● Records
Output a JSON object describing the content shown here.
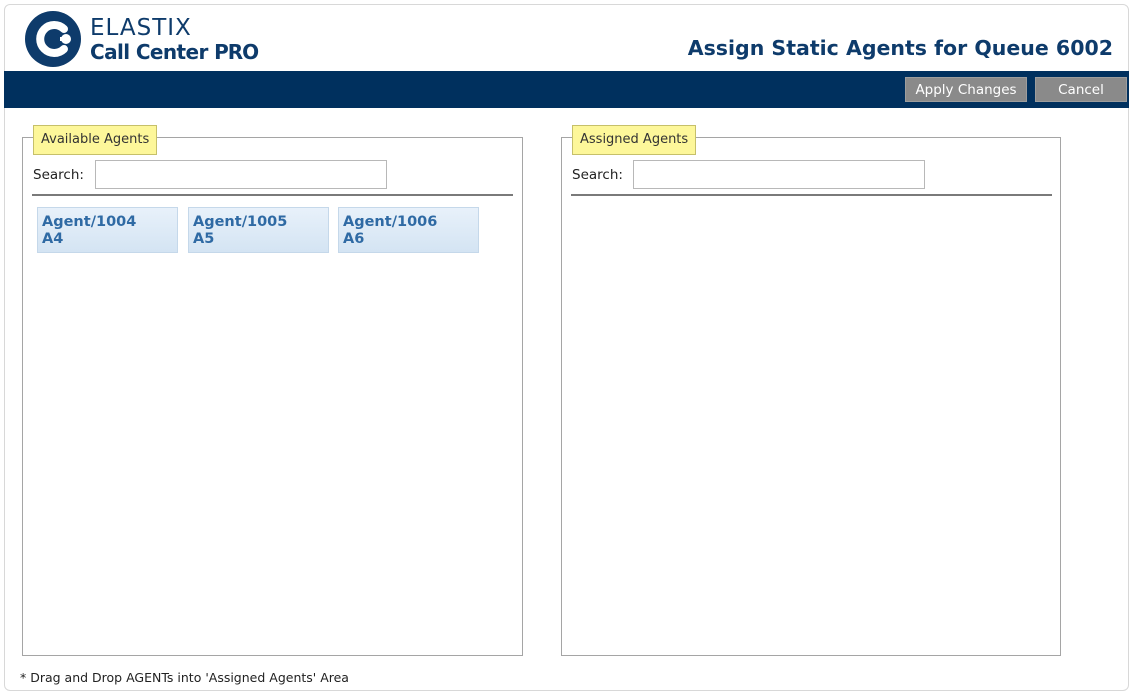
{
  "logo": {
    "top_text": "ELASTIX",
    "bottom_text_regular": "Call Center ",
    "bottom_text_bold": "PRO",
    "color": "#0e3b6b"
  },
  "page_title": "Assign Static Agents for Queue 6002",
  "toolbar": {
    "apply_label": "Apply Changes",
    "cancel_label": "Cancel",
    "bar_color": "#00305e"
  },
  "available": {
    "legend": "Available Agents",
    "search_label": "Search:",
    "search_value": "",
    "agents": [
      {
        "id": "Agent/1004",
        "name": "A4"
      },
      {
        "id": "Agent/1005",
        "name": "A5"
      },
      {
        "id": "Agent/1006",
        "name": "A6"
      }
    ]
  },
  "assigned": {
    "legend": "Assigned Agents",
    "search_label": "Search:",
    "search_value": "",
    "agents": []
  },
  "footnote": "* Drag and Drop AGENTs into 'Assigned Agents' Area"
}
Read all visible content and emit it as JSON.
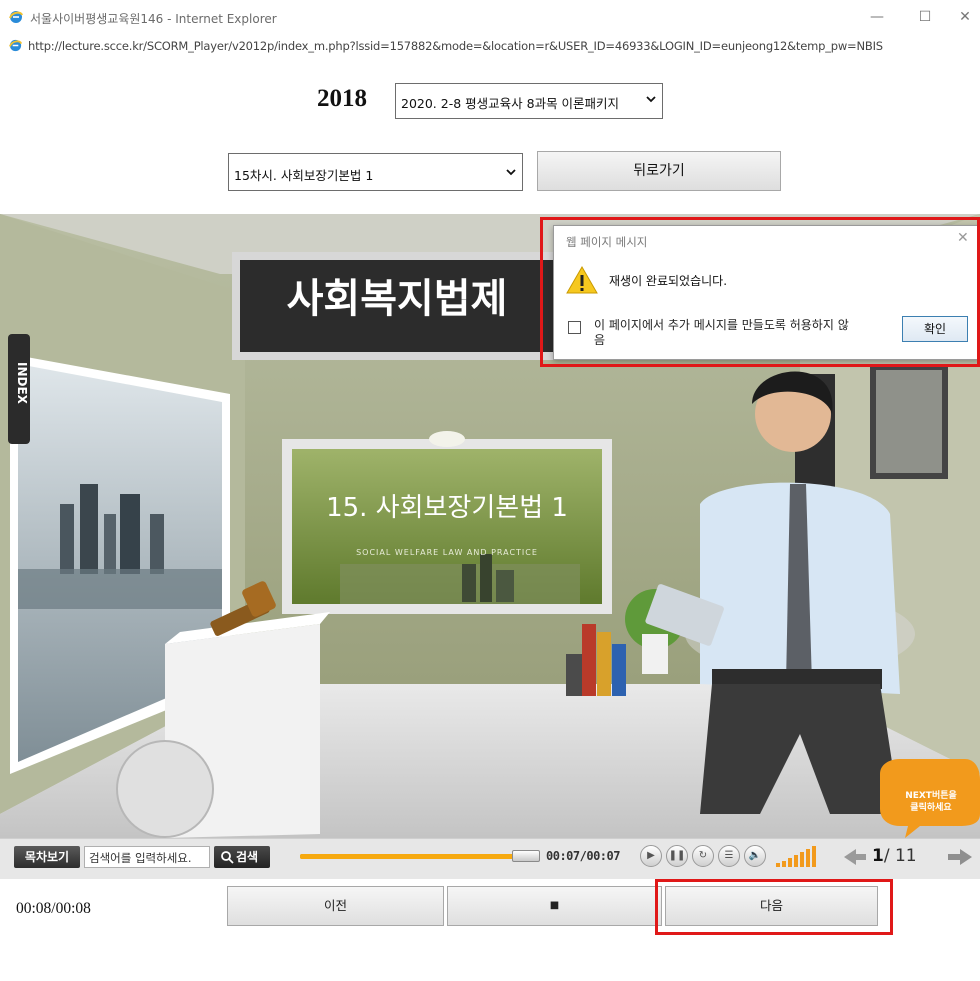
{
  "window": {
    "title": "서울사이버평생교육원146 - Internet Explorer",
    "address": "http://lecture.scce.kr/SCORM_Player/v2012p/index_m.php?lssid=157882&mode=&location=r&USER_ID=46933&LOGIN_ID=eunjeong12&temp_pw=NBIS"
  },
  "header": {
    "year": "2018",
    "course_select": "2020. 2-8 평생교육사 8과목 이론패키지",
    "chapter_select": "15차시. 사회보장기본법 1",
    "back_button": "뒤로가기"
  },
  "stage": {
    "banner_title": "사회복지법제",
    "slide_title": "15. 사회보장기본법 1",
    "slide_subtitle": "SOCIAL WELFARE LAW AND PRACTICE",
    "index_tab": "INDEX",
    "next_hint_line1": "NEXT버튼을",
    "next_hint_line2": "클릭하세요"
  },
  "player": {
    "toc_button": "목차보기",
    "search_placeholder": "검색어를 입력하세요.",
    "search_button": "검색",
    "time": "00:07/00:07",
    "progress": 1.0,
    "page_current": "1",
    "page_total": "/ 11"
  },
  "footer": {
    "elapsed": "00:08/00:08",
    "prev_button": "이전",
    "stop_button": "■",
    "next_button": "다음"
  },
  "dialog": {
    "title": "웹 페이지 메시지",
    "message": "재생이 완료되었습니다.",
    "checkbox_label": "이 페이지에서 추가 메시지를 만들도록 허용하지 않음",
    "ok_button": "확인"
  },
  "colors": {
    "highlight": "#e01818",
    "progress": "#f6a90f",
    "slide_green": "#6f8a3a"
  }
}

...

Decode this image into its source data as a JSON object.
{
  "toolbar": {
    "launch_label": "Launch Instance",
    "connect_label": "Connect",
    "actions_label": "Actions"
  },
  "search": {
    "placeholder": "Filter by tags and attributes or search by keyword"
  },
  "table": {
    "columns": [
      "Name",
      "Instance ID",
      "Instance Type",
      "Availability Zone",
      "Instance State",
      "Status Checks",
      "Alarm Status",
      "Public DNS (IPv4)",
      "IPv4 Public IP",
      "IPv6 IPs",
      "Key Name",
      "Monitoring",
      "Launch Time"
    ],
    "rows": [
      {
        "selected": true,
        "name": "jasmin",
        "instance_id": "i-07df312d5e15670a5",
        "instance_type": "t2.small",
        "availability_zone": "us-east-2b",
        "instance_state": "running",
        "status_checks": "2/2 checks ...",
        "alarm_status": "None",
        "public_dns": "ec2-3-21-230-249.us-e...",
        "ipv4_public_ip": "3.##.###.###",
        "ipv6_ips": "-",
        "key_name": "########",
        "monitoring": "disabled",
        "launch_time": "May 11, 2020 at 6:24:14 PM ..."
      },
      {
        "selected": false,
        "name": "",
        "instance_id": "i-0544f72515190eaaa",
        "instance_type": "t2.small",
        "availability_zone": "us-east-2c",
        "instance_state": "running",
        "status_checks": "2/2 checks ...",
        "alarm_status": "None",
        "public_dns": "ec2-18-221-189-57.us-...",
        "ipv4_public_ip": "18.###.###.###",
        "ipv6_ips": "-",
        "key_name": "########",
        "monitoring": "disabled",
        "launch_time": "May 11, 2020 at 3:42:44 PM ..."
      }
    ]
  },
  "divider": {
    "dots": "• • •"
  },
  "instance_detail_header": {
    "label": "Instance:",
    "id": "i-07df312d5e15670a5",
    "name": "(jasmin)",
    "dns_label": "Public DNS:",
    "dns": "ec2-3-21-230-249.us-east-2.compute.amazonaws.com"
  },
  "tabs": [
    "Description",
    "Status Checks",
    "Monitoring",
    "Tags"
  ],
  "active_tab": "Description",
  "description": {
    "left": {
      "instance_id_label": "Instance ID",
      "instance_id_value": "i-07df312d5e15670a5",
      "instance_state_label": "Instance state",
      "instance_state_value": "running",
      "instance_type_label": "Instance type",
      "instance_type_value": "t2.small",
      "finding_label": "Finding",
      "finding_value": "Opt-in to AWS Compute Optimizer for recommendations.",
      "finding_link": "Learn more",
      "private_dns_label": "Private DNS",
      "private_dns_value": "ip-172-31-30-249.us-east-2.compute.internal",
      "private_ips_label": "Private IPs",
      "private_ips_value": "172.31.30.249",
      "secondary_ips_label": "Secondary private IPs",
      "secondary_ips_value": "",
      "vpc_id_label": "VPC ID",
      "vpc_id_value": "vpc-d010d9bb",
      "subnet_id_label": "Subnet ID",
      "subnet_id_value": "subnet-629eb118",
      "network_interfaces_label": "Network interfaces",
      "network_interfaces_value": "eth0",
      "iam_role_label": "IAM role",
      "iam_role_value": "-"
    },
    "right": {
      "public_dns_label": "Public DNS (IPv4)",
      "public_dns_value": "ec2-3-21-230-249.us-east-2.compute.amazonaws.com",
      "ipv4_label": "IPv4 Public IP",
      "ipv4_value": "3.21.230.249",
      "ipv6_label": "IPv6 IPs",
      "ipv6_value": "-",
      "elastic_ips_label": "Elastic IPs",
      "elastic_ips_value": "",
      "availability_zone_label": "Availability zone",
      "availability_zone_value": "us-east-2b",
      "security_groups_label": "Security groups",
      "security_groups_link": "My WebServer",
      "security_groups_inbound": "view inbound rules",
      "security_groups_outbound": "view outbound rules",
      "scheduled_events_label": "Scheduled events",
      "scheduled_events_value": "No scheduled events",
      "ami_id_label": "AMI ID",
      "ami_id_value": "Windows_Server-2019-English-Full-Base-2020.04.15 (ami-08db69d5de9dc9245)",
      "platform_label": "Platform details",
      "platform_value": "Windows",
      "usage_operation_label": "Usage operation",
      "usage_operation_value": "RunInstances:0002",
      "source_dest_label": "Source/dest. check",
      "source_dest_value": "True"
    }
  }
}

---

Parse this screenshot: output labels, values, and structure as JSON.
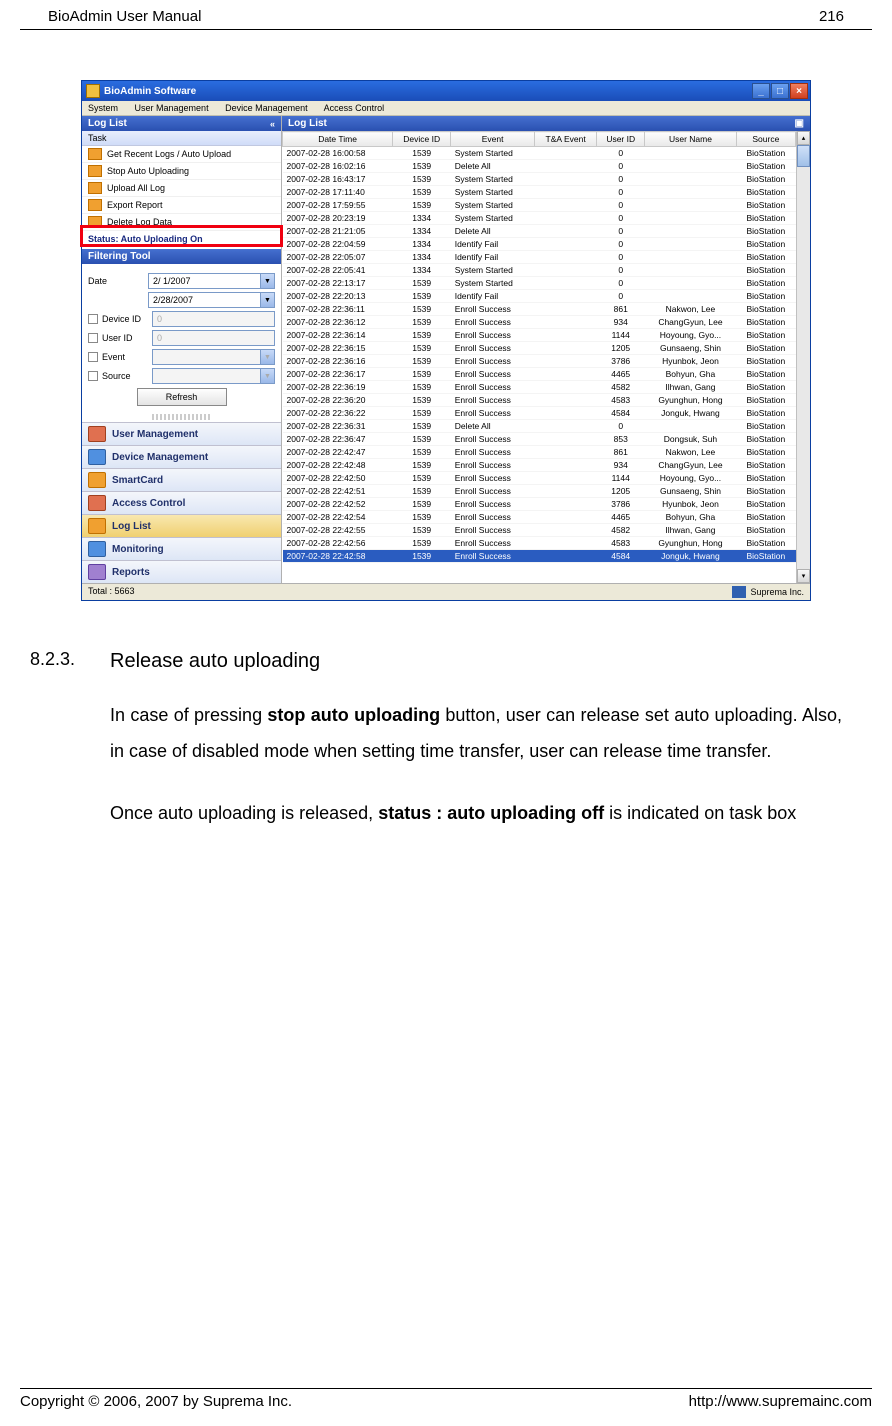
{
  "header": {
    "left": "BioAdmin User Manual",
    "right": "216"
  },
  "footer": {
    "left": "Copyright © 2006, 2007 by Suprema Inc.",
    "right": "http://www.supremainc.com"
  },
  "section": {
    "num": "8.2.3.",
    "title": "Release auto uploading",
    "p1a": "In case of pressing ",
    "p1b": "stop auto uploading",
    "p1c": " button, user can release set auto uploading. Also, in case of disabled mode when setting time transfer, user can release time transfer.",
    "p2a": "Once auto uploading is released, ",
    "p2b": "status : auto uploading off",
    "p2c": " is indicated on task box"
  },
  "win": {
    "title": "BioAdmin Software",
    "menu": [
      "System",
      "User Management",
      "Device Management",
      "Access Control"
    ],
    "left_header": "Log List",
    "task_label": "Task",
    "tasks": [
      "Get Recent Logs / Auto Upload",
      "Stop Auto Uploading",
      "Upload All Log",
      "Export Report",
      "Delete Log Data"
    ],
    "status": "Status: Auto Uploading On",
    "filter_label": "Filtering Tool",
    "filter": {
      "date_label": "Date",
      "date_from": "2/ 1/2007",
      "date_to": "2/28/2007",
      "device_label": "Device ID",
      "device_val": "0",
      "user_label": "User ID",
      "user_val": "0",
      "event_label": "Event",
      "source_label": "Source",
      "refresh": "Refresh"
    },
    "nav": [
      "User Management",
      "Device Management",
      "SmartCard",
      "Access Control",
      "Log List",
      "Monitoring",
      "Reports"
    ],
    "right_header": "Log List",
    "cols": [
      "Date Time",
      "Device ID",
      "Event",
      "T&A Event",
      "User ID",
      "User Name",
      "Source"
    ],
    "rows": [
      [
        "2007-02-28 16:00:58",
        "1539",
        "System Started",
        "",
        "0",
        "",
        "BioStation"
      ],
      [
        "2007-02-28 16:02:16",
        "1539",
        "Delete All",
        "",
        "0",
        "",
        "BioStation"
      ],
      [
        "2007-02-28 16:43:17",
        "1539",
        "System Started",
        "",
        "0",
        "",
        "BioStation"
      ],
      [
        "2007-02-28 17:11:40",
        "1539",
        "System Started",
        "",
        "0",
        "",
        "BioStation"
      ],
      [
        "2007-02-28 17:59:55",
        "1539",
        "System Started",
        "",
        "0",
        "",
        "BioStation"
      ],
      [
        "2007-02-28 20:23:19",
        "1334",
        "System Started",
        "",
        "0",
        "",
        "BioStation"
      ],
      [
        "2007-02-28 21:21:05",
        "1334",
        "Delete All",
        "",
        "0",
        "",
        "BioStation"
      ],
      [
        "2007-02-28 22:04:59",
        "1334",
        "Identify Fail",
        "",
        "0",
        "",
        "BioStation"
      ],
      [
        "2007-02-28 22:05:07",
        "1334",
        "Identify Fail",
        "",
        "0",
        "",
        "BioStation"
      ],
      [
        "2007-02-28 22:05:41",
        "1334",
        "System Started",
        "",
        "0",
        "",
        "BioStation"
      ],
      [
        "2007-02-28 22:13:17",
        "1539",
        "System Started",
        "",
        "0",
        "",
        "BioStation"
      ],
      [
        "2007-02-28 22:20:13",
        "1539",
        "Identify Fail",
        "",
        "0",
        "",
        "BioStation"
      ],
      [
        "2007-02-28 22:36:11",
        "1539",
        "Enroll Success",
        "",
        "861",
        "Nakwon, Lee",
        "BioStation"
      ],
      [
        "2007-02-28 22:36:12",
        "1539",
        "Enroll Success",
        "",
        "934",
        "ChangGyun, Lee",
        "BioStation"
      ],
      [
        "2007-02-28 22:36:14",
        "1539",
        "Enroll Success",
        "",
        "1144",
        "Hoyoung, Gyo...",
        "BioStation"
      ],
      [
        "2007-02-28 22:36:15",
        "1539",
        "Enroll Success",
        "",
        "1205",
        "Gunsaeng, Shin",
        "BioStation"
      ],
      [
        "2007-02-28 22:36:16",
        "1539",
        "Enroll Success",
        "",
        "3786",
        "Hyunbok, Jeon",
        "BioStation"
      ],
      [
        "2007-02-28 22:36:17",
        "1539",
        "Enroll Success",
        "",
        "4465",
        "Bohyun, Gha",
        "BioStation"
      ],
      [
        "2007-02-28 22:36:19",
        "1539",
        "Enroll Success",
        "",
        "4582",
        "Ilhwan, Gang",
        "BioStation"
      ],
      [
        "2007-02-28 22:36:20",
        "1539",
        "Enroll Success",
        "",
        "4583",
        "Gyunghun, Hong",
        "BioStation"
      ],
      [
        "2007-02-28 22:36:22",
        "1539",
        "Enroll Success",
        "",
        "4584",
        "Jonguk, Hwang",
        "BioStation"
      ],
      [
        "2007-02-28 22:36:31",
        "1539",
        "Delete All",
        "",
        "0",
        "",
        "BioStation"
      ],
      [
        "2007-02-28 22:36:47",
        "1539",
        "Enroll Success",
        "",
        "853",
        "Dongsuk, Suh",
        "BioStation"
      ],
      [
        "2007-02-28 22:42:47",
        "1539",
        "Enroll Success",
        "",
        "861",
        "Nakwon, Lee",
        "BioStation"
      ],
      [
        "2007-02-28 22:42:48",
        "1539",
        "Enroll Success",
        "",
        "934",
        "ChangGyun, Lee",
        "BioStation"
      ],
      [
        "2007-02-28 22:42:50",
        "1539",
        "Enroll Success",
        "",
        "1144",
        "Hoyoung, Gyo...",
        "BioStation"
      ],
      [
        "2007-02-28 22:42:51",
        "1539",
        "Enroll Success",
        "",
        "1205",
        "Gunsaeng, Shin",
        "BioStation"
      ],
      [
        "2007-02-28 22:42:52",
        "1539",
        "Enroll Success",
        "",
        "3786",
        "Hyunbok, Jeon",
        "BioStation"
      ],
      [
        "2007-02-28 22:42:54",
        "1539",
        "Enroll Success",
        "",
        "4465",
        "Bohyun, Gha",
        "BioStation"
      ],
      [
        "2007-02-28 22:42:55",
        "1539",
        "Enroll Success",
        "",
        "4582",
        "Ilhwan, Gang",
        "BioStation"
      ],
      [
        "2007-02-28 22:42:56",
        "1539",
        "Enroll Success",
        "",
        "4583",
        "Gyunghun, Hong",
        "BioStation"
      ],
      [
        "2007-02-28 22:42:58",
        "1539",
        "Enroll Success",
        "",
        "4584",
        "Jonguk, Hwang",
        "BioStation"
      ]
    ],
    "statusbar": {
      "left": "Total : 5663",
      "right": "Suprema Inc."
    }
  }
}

● Set problem
Point out every line holding the string "rules" and copy it.

● Reply to the task
      "security_groups_inbound": "view inbound rules",
      "security_groups_outbound": "view outbound rules",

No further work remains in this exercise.